**PROBLEM STATEMENT**
Collect all the lines that mention the word "outline".

**DATA LISTING**
>> BEGIN

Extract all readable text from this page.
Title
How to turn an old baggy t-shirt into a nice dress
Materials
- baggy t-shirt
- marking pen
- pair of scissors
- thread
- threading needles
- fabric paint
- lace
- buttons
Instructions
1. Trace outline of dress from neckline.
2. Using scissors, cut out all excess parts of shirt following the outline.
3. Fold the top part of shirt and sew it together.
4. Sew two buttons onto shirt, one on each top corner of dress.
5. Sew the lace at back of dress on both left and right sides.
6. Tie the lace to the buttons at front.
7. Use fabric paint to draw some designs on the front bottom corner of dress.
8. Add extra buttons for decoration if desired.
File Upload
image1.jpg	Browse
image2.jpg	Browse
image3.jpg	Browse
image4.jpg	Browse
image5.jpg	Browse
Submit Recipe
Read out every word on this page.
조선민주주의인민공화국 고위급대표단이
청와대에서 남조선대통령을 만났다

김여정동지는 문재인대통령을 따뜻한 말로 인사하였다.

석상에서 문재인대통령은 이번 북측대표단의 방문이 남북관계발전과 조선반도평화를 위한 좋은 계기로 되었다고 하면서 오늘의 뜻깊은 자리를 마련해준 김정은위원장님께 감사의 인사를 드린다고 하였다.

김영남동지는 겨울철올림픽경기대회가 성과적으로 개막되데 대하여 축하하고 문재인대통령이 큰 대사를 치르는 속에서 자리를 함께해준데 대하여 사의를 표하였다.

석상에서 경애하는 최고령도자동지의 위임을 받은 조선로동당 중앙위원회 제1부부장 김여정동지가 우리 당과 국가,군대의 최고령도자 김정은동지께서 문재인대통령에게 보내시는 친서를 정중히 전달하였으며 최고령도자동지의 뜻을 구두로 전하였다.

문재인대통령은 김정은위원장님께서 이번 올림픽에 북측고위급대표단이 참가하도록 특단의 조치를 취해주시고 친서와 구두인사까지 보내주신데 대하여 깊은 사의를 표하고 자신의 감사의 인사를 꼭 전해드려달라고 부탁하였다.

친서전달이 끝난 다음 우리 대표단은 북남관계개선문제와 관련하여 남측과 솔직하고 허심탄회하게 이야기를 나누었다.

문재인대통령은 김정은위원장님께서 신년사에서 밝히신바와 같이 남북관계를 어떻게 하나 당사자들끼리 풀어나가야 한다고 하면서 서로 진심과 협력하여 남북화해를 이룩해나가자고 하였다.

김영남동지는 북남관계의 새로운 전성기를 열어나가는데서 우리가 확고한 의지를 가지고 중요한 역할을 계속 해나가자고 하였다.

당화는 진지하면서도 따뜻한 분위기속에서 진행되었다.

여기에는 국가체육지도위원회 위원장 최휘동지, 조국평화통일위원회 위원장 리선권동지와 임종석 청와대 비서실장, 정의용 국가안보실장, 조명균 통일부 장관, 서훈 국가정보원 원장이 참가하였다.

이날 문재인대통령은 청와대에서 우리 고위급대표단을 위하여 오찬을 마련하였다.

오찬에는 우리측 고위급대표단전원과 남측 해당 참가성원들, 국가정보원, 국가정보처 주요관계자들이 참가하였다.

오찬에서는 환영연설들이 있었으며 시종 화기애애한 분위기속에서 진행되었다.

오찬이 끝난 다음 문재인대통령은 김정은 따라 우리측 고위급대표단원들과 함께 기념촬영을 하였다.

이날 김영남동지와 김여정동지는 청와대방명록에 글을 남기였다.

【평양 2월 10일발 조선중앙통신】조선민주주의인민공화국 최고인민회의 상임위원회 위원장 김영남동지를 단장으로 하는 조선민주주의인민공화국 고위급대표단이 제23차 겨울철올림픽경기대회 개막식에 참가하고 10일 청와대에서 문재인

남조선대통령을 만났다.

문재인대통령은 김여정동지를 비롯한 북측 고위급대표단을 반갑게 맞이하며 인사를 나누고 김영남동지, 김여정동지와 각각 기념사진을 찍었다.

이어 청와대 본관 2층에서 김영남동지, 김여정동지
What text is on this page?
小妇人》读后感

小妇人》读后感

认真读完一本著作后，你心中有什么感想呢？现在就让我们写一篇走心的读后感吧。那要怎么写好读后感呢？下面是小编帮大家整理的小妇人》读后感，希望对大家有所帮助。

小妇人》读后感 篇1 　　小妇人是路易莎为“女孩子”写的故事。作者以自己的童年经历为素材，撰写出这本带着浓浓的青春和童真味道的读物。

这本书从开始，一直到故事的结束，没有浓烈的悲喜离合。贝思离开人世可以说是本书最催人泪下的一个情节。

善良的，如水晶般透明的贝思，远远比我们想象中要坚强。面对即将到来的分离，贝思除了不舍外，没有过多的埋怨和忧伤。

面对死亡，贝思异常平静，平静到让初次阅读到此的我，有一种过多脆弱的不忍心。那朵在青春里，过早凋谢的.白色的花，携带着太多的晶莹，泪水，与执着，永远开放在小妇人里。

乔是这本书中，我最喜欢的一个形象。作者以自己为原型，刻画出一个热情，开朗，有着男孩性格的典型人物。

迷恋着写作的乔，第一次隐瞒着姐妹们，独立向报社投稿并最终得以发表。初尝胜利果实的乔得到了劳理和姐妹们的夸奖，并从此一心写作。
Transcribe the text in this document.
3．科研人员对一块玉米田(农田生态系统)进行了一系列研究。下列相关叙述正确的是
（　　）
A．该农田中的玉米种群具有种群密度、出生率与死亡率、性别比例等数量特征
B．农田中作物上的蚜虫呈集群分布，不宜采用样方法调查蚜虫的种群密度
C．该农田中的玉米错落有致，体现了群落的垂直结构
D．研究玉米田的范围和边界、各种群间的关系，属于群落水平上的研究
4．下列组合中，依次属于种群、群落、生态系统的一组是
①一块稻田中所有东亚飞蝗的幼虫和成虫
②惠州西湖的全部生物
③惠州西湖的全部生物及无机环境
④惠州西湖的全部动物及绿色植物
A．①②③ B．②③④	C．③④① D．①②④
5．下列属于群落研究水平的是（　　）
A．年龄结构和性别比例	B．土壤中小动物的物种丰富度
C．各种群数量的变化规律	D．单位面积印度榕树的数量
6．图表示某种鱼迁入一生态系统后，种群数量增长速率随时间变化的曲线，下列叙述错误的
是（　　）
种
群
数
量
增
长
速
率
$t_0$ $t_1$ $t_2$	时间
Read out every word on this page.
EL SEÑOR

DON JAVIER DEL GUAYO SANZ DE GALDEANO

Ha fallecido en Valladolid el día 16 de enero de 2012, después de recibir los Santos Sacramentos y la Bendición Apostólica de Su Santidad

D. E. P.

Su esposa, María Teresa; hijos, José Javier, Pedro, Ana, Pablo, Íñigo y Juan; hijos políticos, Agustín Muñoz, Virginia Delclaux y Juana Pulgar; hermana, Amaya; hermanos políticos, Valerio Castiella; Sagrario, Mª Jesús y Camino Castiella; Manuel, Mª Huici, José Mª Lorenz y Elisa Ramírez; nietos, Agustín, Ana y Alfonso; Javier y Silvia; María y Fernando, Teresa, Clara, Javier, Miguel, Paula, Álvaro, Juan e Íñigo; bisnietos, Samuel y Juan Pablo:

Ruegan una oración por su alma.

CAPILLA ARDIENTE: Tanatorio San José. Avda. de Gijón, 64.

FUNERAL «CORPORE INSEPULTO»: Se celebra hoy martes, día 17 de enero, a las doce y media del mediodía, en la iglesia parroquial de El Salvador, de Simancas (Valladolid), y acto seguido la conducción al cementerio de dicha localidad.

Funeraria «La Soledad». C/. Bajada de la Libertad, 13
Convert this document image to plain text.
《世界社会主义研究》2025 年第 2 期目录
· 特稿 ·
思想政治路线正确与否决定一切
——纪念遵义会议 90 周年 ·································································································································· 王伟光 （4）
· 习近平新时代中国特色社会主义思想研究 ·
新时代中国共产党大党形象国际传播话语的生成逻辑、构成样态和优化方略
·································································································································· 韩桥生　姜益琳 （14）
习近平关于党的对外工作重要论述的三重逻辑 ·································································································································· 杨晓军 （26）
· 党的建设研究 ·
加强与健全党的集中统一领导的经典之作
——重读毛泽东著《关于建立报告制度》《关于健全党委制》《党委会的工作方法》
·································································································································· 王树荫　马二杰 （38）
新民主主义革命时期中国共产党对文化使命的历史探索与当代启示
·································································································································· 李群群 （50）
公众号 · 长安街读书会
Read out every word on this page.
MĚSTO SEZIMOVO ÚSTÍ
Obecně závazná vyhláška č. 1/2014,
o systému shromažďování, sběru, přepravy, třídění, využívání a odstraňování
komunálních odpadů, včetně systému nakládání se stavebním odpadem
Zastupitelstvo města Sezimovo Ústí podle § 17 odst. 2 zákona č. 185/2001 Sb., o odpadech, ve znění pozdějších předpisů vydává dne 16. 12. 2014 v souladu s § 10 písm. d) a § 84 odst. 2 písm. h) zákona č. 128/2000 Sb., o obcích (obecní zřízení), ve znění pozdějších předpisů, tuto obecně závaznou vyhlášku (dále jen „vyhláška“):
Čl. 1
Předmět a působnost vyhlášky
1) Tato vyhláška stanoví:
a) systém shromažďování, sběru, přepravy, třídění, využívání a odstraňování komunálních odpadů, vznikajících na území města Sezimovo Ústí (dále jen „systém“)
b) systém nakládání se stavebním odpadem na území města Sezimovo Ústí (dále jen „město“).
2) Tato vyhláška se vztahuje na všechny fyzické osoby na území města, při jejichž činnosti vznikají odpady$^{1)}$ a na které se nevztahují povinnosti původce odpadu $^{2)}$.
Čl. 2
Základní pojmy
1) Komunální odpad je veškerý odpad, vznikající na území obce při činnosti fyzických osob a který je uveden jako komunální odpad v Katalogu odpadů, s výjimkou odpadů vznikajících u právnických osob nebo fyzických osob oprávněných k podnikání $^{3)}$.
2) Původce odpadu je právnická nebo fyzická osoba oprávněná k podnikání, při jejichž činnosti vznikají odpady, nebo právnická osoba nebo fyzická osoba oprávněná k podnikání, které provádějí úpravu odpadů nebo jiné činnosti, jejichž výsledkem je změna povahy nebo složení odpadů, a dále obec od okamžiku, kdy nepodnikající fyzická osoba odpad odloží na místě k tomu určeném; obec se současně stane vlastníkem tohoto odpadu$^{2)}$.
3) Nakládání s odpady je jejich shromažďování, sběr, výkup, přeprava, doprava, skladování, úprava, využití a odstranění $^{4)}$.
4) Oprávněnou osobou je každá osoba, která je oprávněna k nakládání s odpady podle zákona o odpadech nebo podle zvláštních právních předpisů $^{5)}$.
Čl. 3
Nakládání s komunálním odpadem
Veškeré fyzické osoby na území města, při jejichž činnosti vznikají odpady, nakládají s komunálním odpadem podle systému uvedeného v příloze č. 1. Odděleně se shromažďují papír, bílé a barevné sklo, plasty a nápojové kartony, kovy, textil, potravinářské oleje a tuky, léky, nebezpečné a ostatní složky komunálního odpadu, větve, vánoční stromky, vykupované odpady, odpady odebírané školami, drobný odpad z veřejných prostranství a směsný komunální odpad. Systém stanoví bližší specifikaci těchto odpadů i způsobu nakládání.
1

>> END

**EXERCISE SOLUTION**
1. Trace outline of dress from neckline.
2. Using scissors, cut out all excess parts of shirt following the outline.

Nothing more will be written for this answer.